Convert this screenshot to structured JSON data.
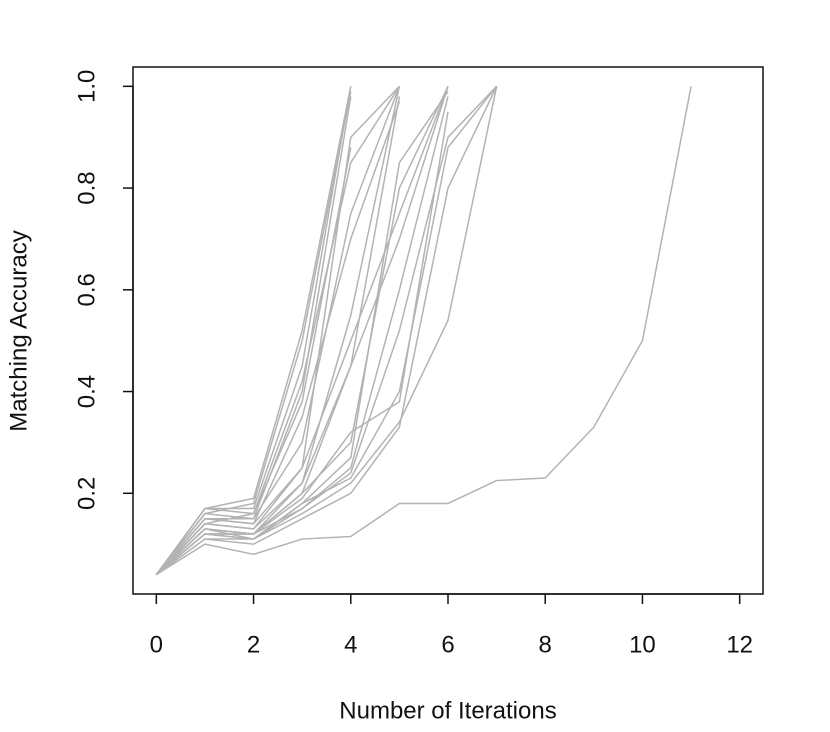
{
  "chart_data": {
    "type": "line",
    "x_label": "Number of Iterations",
    "y_label": "Matching Accuracy",
    "x": [
      0,
      1,
      2,
      3,
      4,
      5,
      6,
      7,
      8,
      9,
      10,
      11
    ],
    "color": "#b3b3b3",
    "series": [
      {
        "values": [
          0.04,
          0.17,
          0.19,
          0.52,
          1.0,
          null,
          null,
          null,
          null,
          null,
          null,
          null
        ]
      },
      {
        "values": [
          0.04,
          0.16,
          0.18,
          0.5,
          0.99,
          null,
          null,
          null,
          null,
          null,
          null,
          null
        ]
      },
      {
        "values": [
          0.04,
          0.15,
          0.15,
          0.4,
          0.98,
          null,
          null,
          null,
          null,
          null,
          null,
          null
        ]
      },
      {
        "values": [
          0.04,
          0.14,
          0.16,
          0.38,
          0.88,
          null,
          null,
          null,
          null,
          null,
          null,
          null
        ]
      },
      {
        "values": [
          0.04,
          0.17,
          0.17,
          0.45,
          1.0,
          null,
          null,
          null,
          null,
          null,
          null,
          null
        ]
      },
      {
        "values": [
          0.04,
          0.16,
          0.15,
          0.3,
          0.75,
          1.0,
          null,
          null,
          null,
          null,
          null,
          null
        ]
      },
      {
        "values": [
          0.04,
          0.14,
          0.13,
          0.25,
          0.9,
          1.0,
          null,
          null,
          null,
          null,
          null,
          null
        ]
      },
      {
        "values": [
          0.04,
          0.13,
          0.12,
          0.22,
          0.55,
          1.0,
          null,
          null,
          null,
          null,
          null,
          null
        ]
      },
      {
        "values": [
          0.04,
          0.15,
          0.14,
          0.35,
          0.7,
          0.97,
          null,
          null,
          null,
          null,
          null,
          null
        ]
      },
      {
        "values": [
          0.04,
          0.12,
          0.12,
          0.2,
          0.45,
          0.98,
          null,
          null,
          null,
          null,
          null,
          null
        ]
      },
      {
        "values": [
          0.04,
          0.17,
          0.16,
          0.42,
          0.85,
          1.0,
          null,
          null,
          null,
          null,
          null,
          null
        ]
      },
      {
        "values": [
          0.04,
          0.13,
          0.12,
          0.2,
          0.3,
          0.8,
          1.0,
          null,
          null,
          null,
          null,
          null
        ]
      },
      {
        "values": [
          0.04,
          0.12,
          0.11,
          0.18,
          0.27,
          0.85,
          0.99,
          null,
          null,
          null,
          null,
          null
        ]
      },
      {
        "values": [
          0.04,
          0.14,
          0.13,
          0.22,
          0.45,
          0.7,
          1.0,
          null,
          null,
          null,
          null,
          null
        ]
      },
      {
        "values": [
          0.04,
          0.11,
          0.11,
          0.17,
          0.25,
          0.6,
          0.98,
          null,
          null,
          null,
          null,
          null
        ]
      },
      {
        "values": [
          0.04,
          0.15,
          0.14,
          0.25,
          0.5,
          0.75,
          1.0,
          null,
          null,
          null,
          null,
          null
        ]
      },
      {
        "values": [
          0.04,
          0.13,
          0.12,
          0.19,
          0.32,
          0.38,
          0.95,
          null,
          null,
          null,
          null,
          null
        ]
      },
      {
        "values": [
          0.04,
          0.12,
          0.11,
          0.16,
          0.22,
          0.34,
          0.54,
          1.0,
          null,
          null,
          null,
          null
        ]
      },
      {
        "values": [
          0.04,
          0.11,
          0.1,
          0.15,
          0.2,
          0.33,
          0.8,
          1.0,
          null,
          null,
          null,
          null
        ]
      },
      {
        "values": [
          0.04,
          0.12,
          0.12,
          0.17,
          0.24,
          0.52,
          0.9,
          1.0,
          null,
          null,
          null,
          null
        ]
      },
      {
        "values": [
          0.04,
          0.13,
          0.11,
          0.18,
          0.23,
          0.4,
          0.88,
          1.0,
          null,
          null,
          null,
          null
        ]
      },
      {
        "values": [
          0.04,
          0.1,
          0.08,
          0.11,
          0.115,
          0.18,
          0.18,
          0.225,
          0.23,
          0.33,
          0.5,
          1.0
        ]
      }
    ],
    "xlim": [
      -0.48,
      12.48
    ],
    "xticks": [
      0,
      2,
      4,
      6,
      8,
      10,
      12
    ],
    "ylim": [
      0.002,
      1.038
    ],
    "yticks": [
      0.2,
      0.4,
      0.6,
      0.8,
      {
        "value": 1,
        "label": "1.0"
      }
    ]
  }
}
================================
The problem
Take the listing and print it again exactly, but without any pictures.

Completed task
Convert this screenshot to structured JSON data.
{
  "chart_data": {
    "type": "line",
    "x_label": "Number of Iterations",
    "y_label": "Matching Accuracy",
    "x": [
      0,
      1,
      2,
      3,
      4,
      5,
      6,
      7,
      8,
      9,
      10,
      11
    ],
    "color": "#b3b3b3",
    "series": [
      {
        "values": [
          0.04,
          0.17,
          0.19,
          0.52,
          1.0,
          null,
          null,
          null,
          null,
          null,
          null,
          null
        ]
      },
      {
        "values": [
          0.04,
          0.16,
          0.18,
          0.5,
          0.99,
          null,
          null,
          null,
          null,
          null,
          null,
          null
        ]
      },
      {
        "values": [
          0.04,
          0.15,
          0.15,
          0.4,
          0.98,
          null,
          null,
          null,
          null,
          null,
          null,
          null
        ]
      },
      {
        "values": [
          0.04,
          0.14,
          0.16,
          0.38,
          0.88,
          null,
          null,
          null,
          null,
          null,
          null,
          null
        ]
      },
      {
        "values": [
          0.04,
          0.17,
          0.17,
          0.45,
          1.0,
          null,
          null,
          null,
          null,
          null,
          null,
          null
        ]
      },
      {
        "values": [
          0.04,
          0.16,
          0.15,
          0.3,
          0.75,
          1.0,
          null,
          null,
          null,
          null,
          null,
          null
        ]
      },
      {
        "values": [
          0.04,
          0.14,
          0.13,
          0.25,
          0.9,
          1.0,
          null,
          null,
          null,
          null,
          null,
          null
        ]
      },
      {
        "values": [
          0.04,
          0.13,
          0.12,
          0.22,
          0.55,
          1.0,
          null,
          null,
          null,
          null,
          null,
          null
        ]
      },
      {
        "values": [
          0.04,
          0.15,
          0.14,
          0.35,
          0.7,
          0.97,
          null,
          null,
          null,
          null,
          null,
          null
        ]
      },
      {
        "values": [
          0.04,
          0.12,
          0.12,
          0.2,
          0.45,
          0.98,
          null,
          null,
          null,
          null,
          null,
          null
        ]
      },
      {
        "values": [
          0.04,
          0.17,
          0.16,
          0.42,
          0.85,
          1.0,
          null,
          null,
          null,
          null,
          null,
          null
        ]
      },
      {
        "values": [
          0.04,
          0.13,
          0.12,
          0.2,
          0.3,
          0.8,
          1.0,
          null,
          null,
          null,
          null,
          null
        ]
      },
      {
        "values": [
          0.04,
          0.12,
          0.11,
          0.18,
          0.27,
          0.85,
          0.99,
          null,
          null,
          null,
          null,
          null
        ]
      },
      {
        "values": [
          0.04,
          0.14,
          0.13,
          0.22,
          0.45,
          0.7,
          1.0,
          null,
          null,
          null,
          null,
          null
        ]
      },
      {
        "values": [
          0.04,
          0.11,
          0.11,
          0.17,
          0.25,
          0.6,
          0.98,
          null,
          null,
          null,
          null,
          null
        ]
      },
      {
        "values": [
          0.04,
          0.15,
          0.14,
          0.25,
          0.5,
          0.75,
          1.0,
          null,
          null,
          null,
          null,
          null
        ]
      },
      {
        "values": [
          0.04,
          0.13,
          0.12,
          0.19,
          0.32,
          0.38,
          0.95,
          null,
          null,
          null,
          null,
          null
        ]
      },
      {
        "values": [
          0.04,
          0.12,
          0.11,
          0.16,
          0.22,
          0.34,
          0.54,
          1.0,
          null,
          null,
          null,
          null
        ]
      },
      {
        "values": [
          0.04,
          0.11,
          0.1,
          0.15,
          0.2,
          0.33,
          0.8,
          1.0,
          null,
          null,
          null,
          null
        ]
      },
      {
        "values": [
          0.04,
          0.12,
          0.12,
          0.17,
          0.24,
          0.52,
          0.9,
          1.0,
          null,
          null,
          null,
          null
        ]
      },
      {
        "values": [
          0.04,
          0.13,
          0.11,
          0.18,
          0.23,
          0.4,
          0.88,
          1.0,
          null,
          null,
          null,
          null
        ]
      },
      {
        "values": [
          0.04,
          0.1,
          0.08,
          0.11,
          0.115,
          0.18,
          0.18,
          0.225,
          0.23,
          0.33,
          0.5,
          1.0
        ]
      }
    ],
    "xlim": [
      -0.48,
      12.48
    ],
    "xticks": [
      0,
      2,
      4,
      6,
      8,
      10,
      12
    ],
    "ylim": [
      0.002,
      1.038
    ],
    "yticks": [
      0.2,
      0.4,
      0.6,
      0.8,
      {
        "value": 1,
        "label": "1.0"
      }
    ]
  }
}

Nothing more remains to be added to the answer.